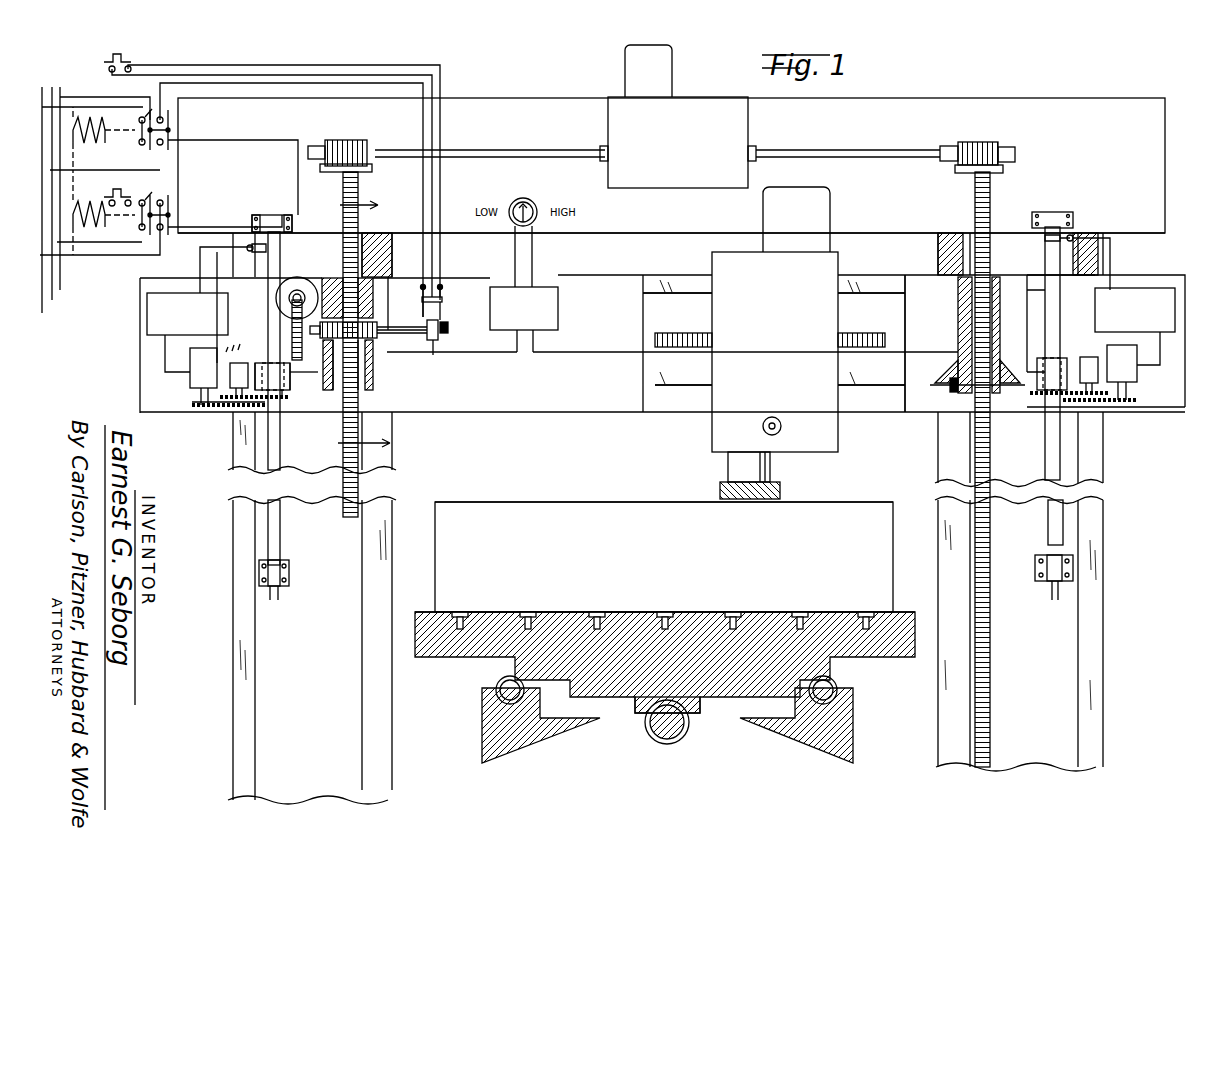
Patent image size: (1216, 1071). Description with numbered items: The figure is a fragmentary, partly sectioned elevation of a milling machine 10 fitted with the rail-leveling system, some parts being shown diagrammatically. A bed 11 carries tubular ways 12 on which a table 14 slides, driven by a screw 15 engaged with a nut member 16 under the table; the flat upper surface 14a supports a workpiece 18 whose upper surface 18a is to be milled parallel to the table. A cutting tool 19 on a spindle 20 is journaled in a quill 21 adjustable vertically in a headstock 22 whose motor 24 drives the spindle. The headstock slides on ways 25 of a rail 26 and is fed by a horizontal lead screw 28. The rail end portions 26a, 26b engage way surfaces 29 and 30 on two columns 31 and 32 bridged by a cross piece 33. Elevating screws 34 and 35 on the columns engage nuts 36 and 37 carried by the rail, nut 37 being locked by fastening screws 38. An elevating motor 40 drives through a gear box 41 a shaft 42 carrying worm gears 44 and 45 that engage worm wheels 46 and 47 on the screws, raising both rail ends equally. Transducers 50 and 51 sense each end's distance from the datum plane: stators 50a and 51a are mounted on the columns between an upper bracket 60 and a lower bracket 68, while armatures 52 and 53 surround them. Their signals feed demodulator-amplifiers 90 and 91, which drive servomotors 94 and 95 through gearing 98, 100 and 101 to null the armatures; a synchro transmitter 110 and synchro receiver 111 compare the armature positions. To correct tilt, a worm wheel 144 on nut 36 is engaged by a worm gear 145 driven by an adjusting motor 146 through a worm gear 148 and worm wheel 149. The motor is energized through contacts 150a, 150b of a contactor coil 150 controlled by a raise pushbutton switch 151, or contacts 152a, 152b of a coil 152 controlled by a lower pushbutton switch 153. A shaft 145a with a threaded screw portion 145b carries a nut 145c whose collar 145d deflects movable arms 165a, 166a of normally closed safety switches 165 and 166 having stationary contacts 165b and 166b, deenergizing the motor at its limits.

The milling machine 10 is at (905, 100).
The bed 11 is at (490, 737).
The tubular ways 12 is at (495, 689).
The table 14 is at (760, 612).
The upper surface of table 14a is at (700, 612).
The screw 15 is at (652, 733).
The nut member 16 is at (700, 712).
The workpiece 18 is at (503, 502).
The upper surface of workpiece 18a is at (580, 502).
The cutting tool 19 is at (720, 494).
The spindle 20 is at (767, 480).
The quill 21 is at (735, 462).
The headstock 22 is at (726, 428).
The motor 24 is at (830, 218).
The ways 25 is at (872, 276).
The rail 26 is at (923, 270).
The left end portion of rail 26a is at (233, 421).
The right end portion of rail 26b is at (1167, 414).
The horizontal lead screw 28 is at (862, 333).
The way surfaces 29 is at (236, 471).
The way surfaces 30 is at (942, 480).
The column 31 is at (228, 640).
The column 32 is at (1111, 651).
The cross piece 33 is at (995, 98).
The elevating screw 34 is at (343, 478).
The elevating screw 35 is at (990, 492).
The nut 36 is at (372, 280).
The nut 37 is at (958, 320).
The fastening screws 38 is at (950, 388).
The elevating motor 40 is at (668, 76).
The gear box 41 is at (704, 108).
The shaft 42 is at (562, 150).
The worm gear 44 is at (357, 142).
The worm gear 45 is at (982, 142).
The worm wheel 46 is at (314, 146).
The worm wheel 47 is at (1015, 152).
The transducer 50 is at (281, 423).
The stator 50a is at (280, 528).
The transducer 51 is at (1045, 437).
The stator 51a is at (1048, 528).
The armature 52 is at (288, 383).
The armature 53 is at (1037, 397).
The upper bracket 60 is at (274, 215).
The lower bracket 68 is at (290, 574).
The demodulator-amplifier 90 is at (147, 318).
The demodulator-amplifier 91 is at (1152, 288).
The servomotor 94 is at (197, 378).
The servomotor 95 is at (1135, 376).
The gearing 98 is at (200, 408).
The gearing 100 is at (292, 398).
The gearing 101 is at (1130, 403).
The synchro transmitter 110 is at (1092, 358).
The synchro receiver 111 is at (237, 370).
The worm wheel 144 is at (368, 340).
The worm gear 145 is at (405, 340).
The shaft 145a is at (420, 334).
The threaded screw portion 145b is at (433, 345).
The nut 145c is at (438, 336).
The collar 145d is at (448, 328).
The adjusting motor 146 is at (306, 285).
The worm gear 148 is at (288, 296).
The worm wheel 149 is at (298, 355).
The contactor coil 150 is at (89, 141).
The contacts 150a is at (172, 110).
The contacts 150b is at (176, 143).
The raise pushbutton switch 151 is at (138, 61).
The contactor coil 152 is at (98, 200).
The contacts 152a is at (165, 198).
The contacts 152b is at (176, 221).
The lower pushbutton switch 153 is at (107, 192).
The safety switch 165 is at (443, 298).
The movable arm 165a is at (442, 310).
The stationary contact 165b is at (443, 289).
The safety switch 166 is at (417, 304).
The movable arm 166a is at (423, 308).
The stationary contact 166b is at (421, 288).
※ ※ ※
WHAT YOU HAVE TO DO » Could you set out all of the lines above as a numbered list, skipping any blank lines and leaving the picture out?

OUTPUT FOR THIS EXERCISE »
1. Patent image size: (1216, 1071). Description with numbered items: The figure is a fragmentary, partly sectioned elevation of a milling machine 10 fitted with the rail-leveling system, some parts being shown diagrammatically. A bed 11 carries tubular ways 12 on which a table 14 slides, driven by a screw 15 engaged with a nut member 16 under the table; the flat upper surface 14a supports a workpiece 18 whose upper surface 18a is to be milled parallel to the table. A cutting tool 19 on a spindle 20 is journaled in a quill 21 adjustable vertically in a headstock 22 whose motor 24 drives the spindle. The headstock slides on ways 25 of a rail 26 and is fed by a horizontal lead screw 28. The rail end portions 26a, 26b engage way surfaces 29 and 30 on two columns 31 and 32 bridged by a cross piece 33. Elevating screws 34 and 35 on the columns engage nuts 36 and 37 carried by the rail, nut 37 being locked by fastening screws 38. An elevating motor 40 drives through a gear box 41 a shaft 42 carrying worm gears 44 and 45 that engage worm wheels 46 and 47 on the screws, raising both rail ends equally. Transducers 50 and 51 sense each end's distance from the datum plane: stators 50a and 51a are mounted on the columns between an upper bracket 60 and a lower bracket 68, while armatures 52 and 53 surround them. Their signals feed demodulator-amplifiers 90 and 91, which drive servomotors 94 and 95 through gearing 98, 100 and 101 to null the armatures; a synchro transmitter 110 and synchro receiver 111 compare the armature positions. To correct tilt, a worm wheel 144 on nut 36 is engaged by a worm gear 145 driven by an adjusting motor 146 through a worm gear 148 and worm wheel 149. The motor is energized through contacts 150a, 150b of a contactor coil 150 controlled by a raise pushbutton switch 151, or contacts 152a, 152b of a coil 152 controlled by a lower pushbutton switch 153. A shaft 145a with a threaded screw portion 145b carries a nut 145c whose collar 145d deflects movable arms 165a, 166a of normally closed safety switches 165 and 166 having stationary contacts 165b and 166b, deenergizing the motor at its limits.
2. The milling machine 10 is at (905, 100).
3. The bed 11 is at (490, 737).
4. The tubular ways 12 is at (495, 689).
5. The table 14 is at (760, 612).
6. The upper surface of table 14a is at (700, 612).
7. The screw 15 is at (652, 733).
8. The nut member 16 is at (700, 712).
9. The workpiece 18 is at (503, 502).
10. The upper surface of workpiece 18a is at (580, 502).
11. The cutting tool 19 is at (720, 494).
12. The spindle 20 is at (767, 480).
13. The quill 21 is at (735, 462).
14. The headstock 22 is at (726, 428).
15. The motor 24 is at (830, 218).
16. The ways 25 is at (872, 276).
17. The rail 26 is at (923, 270).
18. The left end portion of rail 26a is at (233, 421).
19. The right end portion of rail 26b is at (1167, 414).
20. The horizontal lead screw 28 is at (862, 333).
21. The way surfaces 29 is at (236, 471).
22. The way surfaces 30 is at (942, 480).
23. The column 31 is at (228, 640).
24. The column 32 is at (1111, 651).
25. The cross piece 33 is at (995, 98).
26. The elevating screw 34 is at (343, 478).
27. The elevating screw 35 is at (990, 492).
28. The nut 36 is at (372, 280).
29. The nut 37 is at (958, 320).
30. The fastening screws 38 is at (950, 388).
31. The elevating motor 40 is at (668, 76).
32. The gear box 41 is at (704, 108).
33. The shaft 42 is at (562, 150).
34. The worm gear 44 is at (357, 142).
35. The worm gear 45 is at (982, 142).
36. The worm wheel 46 is at (314, 146).
37. The worm wheel 47 is at (1015, 152).
38. The transducer 50 is at (281, 423).
39. The stator 50a is at (280, 528).
40. The transducer 51 is at (1045, 437).
41. The stator 51a is at (1048, 528).
42. The armature 52 is at (288, 383).
43. The armature 53 is at (1037, 397).
44. The upper bracket 60 is at (274, 215).
45. The lower bracket 68 is at (290, 574).
46. The demodulator-amplifier 90 is at (147, 318).
47. The demodulator-amplifier 91 is at (1152, 288).
48. The servomotor 94 is at (197, 378).
49. The servomotor 95 is at (1135, 376).
50. The gearing 98 is at (200, 408).
51. The gearing 100 is at (292, 398).
52. The gearing 101 is at (1130, 403).
53. The synchro transmitter 110 is at (1092, 358).
54. The synchro receiver 111 is at (237, 370).
55. The worm wheel 144 is at (368, 340).
56. The worm gear 145 is at (405, 340).
57. The shaft 145a is at (420, 334).
58. The threaded screw portion 145b is at (433, 345).
59. The nut 145c is at (438, 336).
60. The collar 145d is at (448, 328).
61. The adjusting motor 146 is at (306, 285).
62. The worm gear 148 is at (288, 296).
63. The worm wheel 149 is at (298, 355).
64. The contactor coil 150 is at (89, 141).
65. The contacts 150a is at (172, 110).
66. The contacts 150b is at (176, 143).
67. The raise pushbutton switch 151 is at (138, 61).
68. The contactor coil 152 is at (98, 200).
69. The contacts 152a is at (165, 198).
70. The contacts 152b is at (176, 221).
71. The lower pushbutton switch 153 is at (107, 192).
72. The safety switch 165 is at (443, 298).
73. The movable arm 165a is at (442, 310).
74. The stationary contact 165b is at (443, 289).
75. The safety switch 166 is at (417, 304).
76. The movable arm 166a is at (423, 308).
77. The stationary contact 166b is at (421, 288).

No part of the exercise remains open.